**WHAT IS NEEDED:**
Only lines holding the word "Best" should be copied from the material.

┄┄┄┄┄┄┄┄┄┄

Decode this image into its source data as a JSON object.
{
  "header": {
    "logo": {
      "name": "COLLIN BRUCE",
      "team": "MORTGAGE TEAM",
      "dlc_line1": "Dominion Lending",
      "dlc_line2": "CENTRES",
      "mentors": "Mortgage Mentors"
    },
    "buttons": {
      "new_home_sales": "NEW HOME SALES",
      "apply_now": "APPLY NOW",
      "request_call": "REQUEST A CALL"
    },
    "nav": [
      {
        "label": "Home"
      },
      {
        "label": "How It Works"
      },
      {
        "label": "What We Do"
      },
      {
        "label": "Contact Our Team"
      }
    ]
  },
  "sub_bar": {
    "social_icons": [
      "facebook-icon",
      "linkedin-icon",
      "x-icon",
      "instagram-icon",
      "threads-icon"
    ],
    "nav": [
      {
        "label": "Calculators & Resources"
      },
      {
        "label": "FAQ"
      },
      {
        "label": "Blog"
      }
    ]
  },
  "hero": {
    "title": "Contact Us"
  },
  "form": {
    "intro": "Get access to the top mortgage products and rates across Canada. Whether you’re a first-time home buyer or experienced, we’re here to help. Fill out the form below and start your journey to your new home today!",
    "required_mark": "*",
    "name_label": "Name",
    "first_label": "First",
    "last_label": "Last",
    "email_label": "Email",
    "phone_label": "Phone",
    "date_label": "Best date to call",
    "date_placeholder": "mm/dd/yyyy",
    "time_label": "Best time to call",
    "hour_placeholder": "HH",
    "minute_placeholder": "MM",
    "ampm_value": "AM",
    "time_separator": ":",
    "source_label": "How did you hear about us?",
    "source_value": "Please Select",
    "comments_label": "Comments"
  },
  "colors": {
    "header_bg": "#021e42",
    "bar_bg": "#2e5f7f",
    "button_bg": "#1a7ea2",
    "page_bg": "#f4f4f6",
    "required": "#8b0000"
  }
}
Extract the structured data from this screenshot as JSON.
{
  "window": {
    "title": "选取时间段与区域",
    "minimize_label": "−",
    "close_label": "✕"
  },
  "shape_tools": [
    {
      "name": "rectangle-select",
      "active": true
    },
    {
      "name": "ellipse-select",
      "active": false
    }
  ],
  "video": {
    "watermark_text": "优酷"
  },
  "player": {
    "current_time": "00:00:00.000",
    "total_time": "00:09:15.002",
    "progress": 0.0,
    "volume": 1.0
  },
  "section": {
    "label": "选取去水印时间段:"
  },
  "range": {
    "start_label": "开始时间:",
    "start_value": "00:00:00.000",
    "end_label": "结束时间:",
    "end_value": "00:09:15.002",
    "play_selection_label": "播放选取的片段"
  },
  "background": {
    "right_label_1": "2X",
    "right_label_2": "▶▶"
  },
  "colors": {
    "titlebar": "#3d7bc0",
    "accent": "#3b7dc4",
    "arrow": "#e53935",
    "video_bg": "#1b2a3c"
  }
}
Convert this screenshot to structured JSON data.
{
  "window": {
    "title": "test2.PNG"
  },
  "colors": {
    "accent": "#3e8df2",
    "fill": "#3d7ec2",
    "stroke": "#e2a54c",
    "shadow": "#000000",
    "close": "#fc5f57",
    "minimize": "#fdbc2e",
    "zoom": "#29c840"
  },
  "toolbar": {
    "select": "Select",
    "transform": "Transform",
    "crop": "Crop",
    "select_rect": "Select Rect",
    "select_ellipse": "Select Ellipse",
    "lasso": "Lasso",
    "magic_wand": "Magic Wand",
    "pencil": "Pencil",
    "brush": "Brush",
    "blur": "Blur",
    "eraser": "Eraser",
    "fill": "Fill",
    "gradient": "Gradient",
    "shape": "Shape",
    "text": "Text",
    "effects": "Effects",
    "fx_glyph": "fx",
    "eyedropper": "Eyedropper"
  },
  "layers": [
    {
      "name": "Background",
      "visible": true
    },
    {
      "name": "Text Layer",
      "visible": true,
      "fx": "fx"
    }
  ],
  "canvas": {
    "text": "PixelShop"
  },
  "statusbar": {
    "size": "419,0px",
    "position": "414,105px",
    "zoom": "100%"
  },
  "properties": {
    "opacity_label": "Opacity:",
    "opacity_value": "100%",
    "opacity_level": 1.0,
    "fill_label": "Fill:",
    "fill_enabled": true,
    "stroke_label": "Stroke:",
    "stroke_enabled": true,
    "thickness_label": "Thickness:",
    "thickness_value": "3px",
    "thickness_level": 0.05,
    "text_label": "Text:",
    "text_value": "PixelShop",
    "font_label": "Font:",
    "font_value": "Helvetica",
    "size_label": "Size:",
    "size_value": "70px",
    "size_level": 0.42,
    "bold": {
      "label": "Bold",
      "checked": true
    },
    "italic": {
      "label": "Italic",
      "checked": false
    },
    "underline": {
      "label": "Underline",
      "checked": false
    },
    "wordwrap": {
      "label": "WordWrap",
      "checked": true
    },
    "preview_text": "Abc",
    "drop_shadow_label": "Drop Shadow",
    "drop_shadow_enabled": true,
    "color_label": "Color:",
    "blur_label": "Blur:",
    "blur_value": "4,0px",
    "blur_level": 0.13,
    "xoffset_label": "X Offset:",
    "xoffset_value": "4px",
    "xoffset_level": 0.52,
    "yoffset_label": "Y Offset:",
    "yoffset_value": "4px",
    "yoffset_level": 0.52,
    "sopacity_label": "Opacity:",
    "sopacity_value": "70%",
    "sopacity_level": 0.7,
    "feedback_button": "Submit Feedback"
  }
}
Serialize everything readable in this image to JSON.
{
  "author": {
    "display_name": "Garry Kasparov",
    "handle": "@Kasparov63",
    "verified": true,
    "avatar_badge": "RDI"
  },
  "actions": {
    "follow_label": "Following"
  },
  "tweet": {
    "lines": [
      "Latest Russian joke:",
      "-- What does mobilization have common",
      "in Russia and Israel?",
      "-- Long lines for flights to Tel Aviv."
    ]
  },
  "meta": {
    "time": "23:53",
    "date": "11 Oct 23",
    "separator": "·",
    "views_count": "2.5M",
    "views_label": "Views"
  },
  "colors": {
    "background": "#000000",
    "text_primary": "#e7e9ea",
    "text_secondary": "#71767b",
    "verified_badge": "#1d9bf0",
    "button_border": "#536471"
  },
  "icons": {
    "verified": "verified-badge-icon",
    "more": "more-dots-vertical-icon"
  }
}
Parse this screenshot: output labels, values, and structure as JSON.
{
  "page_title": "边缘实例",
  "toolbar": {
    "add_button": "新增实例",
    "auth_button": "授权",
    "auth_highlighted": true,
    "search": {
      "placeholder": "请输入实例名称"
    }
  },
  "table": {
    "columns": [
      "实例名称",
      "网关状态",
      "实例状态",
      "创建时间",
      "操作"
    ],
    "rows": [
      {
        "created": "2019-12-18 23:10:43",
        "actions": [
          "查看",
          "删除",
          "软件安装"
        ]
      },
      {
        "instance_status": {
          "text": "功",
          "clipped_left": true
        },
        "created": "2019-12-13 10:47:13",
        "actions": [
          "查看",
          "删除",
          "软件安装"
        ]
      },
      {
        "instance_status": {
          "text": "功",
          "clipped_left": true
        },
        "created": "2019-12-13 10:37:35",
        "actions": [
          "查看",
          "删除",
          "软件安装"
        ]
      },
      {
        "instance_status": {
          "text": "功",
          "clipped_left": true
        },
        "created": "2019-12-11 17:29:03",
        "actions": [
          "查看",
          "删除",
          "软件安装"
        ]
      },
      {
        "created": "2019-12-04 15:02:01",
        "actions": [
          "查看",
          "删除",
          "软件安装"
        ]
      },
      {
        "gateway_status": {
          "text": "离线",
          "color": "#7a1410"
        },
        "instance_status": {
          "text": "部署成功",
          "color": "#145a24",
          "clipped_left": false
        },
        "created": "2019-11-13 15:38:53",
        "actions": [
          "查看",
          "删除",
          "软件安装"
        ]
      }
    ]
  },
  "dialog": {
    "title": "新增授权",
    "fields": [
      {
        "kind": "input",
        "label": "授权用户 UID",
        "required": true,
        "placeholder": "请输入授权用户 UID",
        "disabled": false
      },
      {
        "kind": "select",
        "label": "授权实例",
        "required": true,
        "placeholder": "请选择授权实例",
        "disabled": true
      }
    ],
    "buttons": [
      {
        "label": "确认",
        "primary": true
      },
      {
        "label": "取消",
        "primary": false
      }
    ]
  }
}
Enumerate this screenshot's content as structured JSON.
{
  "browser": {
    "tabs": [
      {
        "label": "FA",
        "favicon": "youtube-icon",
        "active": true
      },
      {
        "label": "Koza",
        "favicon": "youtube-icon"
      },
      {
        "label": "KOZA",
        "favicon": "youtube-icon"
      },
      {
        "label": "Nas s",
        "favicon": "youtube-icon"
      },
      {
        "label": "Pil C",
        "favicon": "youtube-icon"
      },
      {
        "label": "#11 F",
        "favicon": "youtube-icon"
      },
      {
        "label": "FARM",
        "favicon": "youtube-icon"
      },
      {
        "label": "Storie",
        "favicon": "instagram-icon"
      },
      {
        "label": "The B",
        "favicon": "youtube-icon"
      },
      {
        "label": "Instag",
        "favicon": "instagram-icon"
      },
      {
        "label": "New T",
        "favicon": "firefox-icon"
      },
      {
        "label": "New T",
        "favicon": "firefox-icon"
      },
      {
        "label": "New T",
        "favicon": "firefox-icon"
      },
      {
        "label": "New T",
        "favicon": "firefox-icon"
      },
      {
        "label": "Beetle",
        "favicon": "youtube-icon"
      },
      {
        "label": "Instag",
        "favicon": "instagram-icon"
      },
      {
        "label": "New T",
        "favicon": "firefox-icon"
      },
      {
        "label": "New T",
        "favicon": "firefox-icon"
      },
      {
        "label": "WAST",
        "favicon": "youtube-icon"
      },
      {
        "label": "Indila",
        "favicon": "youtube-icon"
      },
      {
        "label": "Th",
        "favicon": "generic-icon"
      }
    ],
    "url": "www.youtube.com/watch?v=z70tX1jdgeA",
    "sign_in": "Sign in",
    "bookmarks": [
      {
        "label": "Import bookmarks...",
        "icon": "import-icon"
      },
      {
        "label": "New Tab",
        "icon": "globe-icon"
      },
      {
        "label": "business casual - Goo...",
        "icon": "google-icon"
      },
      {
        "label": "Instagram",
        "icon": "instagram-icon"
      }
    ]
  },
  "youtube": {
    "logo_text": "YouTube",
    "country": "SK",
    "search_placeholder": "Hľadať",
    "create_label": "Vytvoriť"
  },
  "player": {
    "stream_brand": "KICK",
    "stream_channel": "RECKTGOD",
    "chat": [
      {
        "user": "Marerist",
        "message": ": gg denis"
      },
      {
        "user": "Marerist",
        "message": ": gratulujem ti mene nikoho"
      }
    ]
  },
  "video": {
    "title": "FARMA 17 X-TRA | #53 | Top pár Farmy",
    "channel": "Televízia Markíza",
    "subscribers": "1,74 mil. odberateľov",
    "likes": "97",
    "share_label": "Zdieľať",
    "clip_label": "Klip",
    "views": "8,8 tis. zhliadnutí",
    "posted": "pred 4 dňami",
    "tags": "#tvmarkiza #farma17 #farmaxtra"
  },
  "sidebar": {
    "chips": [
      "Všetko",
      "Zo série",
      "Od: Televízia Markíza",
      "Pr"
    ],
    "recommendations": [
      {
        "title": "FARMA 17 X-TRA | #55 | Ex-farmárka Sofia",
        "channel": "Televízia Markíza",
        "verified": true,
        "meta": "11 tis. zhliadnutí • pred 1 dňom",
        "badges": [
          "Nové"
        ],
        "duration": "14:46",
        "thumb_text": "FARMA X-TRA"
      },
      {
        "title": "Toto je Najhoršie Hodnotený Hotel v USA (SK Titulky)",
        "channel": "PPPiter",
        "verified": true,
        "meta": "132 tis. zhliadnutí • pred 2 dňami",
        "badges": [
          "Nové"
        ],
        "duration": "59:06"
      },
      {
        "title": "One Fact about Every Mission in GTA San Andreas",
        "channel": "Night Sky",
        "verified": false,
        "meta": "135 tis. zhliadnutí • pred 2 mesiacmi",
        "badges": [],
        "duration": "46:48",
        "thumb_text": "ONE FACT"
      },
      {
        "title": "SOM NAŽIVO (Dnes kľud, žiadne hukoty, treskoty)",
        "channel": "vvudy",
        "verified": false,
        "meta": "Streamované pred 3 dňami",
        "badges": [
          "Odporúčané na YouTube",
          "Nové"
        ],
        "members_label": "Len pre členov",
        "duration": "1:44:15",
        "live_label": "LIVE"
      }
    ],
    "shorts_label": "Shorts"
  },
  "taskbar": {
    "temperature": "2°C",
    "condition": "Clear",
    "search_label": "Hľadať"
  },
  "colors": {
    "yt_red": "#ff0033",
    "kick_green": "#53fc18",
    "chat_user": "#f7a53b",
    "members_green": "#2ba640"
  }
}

┄┄┄┄┄┄┄┄┄┄

**TASK SOLUTION:**
    "date_label": "Best date to call",
    "time_label": "Best time to call",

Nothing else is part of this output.